▶ _Records to process_:
········

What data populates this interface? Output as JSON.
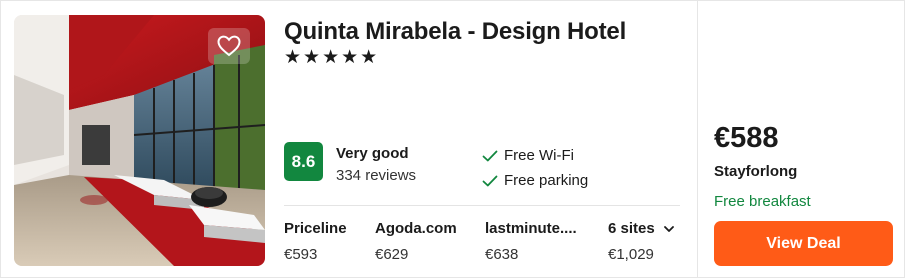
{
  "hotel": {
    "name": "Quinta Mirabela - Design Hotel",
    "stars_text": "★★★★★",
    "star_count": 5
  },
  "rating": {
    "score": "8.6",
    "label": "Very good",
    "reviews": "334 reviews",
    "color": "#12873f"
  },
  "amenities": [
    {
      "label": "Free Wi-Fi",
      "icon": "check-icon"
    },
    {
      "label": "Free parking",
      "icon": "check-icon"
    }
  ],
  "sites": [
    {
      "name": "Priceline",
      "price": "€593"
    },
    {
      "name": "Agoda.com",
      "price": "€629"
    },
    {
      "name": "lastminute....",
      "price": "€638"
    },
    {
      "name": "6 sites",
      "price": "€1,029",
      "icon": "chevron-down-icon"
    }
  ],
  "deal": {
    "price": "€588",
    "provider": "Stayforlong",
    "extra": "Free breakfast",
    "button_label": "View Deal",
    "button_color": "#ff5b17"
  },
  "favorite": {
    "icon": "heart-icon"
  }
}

········

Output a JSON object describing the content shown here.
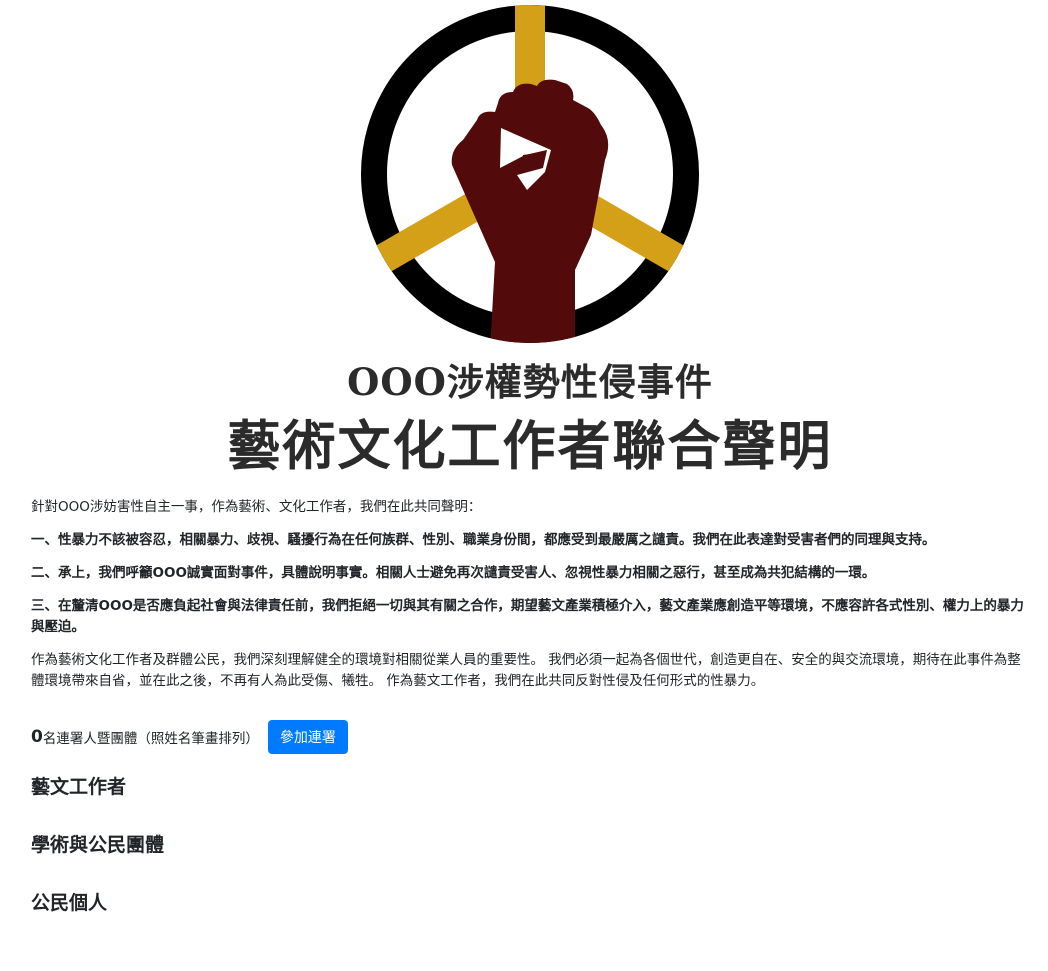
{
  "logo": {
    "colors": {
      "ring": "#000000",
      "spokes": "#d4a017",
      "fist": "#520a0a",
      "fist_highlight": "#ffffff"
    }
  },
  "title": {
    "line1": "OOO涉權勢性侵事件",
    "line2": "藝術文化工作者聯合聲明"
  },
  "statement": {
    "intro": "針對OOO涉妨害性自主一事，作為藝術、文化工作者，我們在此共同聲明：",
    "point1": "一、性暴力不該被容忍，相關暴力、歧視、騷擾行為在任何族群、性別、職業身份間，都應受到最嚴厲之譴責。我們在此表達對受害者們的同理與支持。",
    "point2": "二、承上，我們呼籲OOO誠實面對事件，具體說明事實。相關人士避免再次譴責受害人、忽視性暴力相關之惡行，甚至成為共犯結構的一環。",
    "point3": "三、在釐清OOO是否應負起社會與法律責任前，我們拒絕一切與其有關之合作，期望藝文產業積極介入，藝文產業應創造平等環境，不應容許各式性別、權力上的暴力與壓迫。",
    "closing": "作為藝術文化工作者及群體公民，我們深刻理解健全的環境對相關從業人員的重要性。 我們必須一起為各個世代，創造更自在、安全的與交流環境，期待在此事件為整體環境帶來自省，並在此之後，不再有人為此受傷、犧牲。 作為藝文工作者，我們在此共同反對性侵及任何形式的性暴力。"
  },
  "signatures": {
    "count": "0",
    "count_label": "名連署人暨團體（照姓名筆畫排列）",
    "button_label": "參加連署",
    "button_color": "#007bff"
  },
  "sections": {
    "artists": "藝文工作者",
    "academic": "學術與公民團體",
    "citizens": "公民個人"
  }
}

········

▶ _Work instructions_: From the data, list each line in which the string "JSON" appears.

▶ _Response for this exercise_:
What data populates this interface? Output as JSON.
Output a JSON object describing the content shown here.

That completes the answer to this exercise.